Your instructions> Single out each line with the word "bottom" and copy it.

Records shown>

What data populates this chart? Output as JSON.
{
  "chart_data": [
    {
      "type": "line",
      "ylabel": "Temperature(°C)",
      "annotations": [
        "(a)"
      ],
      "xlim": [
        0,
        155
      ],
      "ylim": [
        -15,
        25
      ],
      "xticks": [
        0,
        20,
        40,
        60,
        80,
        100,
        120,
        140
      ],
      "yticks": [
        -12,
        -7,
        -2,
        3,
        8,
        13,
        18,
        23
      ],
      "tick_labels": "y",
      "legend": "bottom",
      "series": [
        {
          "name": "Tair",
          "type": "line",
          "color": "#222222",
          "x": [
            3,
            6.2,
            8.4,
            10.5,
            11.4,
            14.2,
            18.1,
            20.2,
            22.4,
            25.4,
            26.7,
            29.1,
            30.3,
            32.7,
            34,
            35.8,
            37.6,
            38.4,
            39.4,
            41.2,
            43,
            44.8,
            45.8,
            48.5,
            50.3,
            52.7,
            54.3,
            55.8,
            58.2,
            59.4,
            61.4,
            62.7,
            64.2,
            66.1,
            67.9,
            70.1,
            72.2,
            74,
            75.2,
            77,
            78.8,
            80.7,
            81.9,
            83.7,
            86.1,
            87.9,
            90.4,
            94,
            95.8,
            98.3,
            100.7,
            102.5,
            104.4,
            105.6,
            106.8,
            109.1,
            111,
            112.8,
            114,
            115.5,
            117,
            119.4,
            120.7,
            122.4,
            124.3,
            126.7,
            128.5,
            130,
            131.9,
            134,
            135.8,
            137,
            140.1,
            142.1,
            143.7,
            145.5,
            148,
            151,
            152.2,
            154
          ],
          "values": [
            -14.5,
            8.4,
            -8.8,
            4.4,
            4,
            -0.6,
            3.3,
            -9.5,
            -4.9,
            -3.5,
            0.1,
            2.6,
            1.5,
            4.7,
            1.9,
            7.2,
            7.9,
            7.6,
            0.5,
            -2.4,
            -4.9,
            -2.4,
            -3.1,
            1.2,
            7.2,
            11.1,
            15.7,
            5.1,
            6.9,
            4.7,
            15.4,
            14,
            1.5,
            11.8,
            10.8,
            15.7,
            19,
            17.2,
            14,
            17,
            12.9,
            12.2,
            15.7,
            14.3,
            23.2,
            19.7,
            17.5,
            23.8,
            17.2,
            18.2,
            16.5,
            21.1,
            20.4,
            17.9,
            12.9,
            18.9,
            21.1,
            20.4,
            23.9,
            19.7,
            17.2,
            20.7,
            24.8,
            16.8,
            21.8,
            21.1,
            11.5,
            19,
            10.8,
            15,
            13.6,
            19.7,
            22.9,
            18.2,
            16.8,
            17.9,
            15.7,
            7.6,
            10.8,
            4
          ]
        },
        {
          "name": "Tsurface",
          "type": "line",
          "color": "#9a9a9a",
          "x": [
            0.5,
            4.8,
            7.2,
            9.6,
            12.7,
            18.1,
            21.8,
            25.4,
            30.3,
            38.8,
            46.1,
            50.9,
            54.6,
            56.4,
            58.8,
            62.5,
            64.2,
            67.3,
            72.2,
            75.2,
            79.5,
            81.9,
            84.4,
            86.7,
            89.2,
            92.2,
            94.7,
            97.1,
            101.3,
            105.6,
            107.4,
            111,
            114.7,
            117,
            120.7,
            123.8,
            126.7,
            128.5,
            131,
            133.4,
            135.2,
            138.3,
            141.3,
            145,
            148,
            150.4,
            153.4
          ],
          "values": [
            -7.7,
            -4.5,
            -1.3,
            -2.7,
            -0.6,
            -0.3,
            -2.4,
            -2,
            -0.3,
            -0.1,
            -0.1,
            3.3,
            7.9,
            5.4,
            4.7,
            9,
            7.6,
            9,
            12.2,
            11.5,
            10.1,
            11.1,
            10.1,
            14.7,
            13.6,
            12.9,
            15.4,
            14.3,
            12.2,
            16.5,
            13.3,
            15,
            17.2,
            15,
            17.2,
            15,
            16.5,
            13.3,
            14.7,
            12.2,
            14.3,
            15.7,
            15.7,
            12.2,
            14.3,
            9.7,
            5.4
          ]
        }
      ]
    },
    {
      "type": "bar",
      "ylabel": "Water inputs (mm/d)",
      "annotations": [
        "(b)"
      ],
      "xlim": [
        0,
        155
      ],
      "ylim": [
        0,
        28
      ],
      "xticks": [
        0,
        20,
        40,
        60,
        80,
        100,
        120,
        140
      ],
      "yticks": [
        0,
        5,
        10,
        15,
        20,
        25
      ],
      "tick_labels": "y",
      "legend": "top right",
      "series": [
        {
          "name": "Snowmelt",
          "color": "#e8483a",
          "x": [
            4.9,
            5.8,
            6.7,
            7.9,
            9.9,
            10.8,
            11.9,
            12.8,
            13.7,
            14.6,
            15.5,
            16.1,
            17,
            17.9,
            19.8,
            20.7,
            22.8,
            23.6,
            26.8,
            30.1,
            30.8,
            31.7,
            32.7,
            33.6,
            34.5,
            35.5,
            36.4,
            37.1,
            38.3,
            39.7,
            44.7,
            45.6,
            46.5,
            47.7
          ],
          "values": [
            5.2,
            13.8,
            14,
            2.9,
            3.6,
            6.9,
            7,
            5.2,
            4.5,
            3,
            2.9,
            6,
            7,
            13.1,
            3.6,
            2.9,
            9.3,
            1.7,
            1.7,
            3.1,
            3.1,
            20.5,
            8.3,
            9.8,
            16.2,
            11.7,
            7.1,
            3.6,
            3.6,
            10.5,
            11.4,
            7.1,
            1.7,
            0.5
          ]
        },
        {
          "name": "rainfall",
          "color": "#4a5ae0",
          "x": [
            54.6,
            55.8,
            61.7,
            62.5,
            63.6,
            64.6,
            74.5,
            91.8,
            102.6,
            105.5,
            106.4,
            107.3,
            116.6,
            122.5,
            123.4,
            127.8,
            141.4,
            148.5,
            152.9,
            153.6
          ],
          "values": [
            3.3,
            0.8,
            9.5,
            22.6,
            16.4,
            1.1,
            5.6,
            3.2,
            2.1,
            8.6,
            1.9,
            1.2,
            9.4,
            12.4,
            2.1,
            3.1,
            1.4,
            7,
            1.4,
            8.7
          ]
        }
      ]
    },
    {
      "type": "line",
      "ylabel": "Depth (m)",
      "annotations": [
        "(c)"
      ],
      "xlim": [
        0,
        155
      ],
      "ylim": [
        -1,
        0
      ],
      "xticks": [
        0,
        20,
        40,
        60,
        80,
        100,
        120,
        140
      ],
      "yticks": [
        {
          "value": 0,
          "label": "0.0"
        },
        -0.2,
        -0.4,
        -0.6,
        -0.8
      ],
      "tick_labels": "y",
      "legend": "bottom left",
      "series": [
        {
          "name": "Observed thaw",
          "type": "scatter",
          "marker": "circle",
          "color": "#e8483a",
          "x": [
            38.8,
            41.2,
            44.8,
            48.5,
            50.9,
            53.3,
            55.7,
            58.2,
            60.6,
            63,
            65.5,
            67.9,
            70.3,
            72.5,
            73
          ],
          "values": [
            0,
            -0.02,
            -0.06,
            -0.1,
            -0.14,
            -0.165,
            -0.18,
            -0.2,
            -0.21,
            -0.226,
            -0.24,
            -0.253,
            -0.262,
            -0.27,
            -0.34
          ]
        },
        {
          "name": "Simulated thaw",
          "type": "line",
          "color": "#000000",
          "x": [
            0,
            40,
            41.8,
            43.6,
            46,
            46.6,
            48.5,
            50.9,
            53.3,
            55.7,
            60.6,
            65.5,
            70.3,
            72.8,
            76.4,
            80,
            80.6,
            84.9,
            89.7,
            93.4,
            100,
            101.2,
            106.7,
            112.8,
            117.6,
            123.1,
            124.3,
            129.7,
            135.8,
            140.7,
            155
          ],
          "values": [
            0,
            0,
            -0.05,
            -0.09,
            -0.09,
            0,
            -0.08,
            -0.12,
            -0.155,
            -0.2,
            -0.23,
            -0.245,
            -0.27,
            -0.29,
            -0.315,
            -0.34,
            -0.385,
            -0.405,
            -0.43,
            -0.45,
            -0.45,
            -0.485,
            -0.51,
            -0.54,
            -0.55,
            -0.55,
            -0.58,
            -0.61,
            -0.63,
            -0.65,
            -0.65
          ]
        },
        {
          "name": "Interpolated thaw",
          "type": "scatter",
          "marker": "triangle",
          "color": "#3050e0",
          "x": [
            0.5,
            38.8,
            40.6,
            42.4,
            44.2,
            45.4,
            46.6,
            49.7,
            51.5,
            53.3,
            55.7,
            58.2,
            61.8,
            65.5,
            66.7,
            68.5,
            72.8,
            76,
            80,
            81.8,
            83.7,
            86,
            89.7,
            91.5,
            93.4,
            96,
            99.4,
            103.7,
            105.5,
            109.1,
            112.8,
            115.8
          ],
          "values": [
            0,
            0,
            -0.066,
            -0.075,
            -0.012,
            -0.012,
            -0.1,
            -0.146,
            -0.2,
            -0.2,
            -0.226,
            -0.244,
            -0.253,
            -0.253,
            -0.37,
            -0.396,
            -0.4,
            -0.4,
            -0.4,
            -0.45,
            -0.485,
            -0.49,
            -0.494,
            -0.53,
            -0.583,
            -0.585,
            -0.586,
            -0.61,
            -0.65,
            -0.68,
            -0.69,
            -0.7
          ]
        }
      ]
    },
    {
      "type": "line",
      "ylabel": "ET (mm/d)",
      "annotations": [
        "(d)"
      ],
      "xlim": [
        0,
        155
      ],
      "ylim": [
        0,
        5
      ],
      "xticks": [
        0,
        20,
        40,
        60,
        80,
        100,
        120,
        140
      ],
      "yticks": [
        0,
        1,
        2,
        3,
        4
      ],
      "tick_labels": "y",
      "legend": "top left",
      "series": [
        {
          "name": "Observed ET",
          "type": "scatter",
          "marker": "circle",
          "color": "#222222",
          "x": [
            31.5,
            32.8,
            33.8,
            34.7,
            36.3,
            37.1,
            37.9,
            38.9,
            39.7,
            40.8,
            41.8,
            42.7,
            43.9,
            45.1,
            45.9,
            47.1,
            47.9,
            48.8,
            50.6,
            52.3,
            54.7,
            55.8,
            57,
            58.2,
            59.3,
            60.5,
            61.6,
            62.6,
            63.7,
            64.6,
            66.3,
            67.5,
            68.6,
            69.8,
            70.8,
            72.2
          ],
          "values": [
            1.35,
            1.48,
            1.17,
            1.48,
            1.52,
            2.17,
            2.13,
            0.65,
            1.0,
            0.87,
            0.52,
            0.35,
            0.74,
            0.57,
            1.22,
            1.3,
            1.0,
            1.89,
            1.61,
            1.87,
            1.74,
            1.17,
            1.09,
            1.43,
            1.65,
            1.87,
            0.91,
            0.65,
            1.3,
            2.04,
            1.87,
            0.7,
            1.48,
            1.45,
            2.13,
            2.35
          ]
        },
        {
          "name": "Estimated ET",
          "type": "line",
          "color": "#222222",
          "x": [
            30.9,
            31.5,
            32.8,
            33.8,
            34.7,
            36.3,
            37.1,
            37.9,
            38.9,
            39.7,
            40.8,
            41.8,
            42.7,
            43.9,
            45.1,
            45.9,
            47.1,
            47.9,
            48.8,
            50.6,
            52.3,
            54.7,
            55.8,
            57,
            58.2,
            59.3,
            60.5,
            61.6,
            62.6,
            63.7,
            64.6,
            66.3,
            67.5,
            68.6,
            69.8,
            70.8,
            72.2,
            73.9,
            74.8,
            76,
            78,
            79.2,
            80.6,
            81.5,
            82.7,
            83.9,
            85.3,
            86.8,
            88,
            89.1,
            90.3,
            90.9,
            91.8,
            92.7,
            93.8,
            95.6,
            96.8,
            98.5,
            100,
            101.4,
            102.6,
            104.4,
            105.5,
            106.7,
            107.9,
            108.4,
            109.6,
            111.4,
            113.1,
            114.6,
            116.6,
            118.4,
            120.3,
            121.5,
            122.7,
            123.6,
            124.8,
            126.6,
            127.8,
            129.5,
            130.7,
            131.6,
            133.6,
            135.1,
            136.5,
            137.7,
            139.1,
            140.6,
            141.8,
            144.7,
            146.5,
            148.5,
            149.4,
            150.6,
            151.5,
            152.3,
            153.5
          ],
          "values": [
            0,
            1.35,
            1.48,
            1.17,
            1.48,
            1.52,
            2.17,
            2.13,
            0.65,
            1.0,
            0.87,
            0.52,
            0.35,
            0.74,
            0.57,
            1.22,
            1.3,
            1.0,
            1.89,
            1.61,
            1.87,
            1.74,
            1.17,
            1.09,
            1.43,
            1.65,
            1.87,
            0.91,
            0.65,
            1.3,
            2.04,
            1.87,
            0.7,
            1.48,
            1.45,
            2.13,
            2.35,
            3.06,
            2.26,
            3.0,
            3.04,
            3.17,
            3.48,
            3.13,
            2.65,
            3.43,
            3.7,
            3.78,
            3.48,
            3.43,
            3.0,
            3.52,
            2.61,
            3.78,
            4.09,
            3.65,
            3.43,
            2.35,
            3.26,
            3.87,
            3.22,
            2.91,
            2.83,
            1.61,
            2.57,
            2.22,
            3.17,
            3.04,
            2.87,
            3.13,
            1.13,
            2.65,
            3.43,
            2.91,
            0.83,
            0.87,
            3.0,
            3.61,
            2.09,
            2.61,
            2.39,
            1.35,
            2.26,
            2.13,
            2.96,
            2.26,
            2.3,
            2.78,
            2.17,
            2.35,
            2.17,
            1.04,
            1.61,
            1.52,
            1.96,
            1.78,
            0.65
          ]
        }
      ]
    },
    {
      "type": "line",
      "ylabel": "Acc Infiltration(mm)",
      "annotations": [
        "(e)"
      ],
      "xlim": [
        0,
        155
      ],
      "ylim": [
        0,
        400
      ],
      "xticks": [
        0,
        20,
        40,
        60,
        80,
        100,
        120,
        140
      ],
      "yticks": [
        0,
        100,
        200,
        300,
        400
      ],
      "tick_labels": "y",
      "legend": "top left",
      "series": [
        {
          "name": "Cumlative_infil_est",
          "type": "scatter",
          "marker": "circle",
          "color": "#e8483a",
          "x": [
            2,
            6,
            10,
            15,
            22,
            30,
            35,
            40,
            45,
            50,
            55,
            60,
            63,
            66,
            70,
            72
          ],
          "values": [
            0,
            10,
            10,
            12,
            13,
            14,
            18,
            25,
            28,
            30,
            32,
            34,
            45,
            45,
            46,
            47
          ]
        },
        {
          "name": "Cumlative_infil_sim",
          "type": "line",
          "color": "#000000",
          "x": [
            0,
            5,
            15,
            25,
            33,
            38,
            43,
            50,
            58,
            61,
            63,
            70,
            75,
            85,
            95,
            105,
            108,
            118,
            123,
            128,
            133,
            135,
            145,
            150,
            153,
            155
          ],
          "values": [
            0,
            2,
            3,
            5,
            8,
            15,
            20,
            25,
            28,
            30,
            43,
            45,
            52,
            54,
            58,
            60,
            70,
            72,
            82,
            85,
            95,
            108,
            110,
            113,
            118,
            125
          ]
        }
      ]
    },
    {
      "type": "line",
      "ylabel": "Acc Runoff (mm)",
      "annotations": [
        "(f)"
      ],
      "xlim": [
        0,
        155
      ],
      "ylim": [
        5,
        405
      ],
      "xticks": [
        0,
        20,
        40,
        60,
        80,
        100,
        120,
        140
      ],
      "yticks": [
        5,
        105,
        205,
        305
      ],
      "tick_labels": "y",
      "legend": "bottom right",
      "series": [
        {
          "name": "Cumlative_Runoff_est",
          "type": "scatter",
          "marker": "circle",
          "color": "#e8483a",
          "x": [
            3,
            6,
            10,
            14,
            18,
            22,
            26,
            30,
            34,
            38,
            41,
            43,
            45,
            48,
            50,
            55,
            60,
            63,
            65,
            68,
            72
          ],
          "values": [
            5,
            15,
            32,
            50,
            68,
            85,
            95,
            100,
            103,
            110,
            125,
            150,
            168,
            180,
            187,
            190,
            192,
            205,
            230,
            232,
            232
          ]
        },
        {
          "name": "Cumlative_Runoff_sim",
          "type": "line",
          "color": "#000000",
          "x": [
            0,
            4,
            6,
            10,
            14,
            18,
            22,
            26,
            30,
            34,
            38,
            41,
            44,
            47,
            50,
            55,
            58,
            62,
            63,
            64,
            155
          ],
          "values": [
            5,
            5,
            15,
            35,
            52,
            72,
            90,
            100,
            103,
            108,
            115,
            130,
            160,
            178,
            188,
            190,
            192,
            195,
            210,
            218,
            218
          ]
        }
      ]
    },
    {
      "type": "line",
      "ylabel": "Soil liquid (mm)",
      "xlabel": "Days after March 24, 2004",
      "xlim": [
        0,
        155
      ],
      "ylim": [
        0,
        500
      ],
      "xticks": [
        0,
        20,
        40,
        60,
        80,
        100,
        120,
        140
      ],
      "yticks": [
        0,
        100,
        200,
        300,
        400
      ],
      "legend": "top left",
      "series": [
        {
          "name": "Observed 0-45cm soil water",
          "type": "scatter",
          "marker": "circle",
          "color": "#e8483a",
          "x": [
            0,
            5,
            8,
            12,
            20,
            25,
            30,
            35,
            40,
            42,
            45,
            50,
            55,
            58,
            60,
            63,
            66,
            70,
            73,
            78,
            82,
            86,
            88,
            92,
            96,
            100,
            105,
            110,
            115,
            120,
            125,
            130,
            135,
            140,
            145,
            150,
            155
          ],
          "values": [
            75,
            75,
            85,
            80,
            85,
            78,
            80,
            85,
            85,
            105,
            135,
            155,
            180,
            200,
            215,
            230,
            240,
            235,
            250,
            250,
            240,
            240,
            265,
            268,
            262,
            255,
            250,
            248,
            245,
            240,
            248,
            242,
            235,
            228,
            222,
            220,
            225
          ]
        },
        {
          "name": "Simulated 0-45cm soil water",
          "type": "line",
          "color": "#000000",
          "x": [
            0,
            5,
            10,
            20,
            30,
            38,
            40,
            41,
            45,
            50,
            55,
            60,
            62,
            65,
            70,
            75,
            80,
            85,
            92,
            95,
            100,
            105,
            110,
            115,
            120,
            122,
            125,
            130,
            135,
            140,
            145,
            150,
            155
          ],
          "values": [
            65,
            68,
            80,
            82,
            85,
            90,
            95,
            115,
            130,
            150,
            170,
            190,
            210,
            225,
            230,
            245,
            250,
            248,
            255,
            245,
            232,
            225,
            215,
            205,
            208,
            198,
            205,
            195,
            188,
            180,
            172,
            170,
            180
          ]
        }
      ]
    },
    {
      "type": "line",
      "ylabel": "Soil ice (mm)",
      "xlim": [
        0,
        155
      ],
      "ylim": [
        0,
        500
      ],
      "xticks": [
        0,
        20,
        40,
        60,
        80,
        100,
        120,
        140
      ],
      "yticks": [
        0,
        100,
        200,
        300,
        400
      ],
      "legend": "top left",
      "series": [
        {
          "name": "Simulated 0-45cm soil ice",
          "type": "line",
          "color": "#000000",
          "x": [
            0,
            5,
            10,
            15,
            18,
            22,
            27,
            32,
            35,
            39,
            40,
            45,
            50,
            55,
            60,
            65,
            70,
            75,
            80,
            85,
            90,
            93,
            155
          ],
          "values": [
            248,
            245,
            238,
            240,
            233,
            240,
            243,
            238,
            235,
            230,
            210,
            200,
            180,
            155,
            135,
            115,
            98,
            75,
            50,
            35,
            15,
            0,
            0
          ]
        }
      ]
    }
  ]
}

Solution for this problem>
      "legend": "bottom",
      "legend": "bottom left",
      "legend": "bottom right",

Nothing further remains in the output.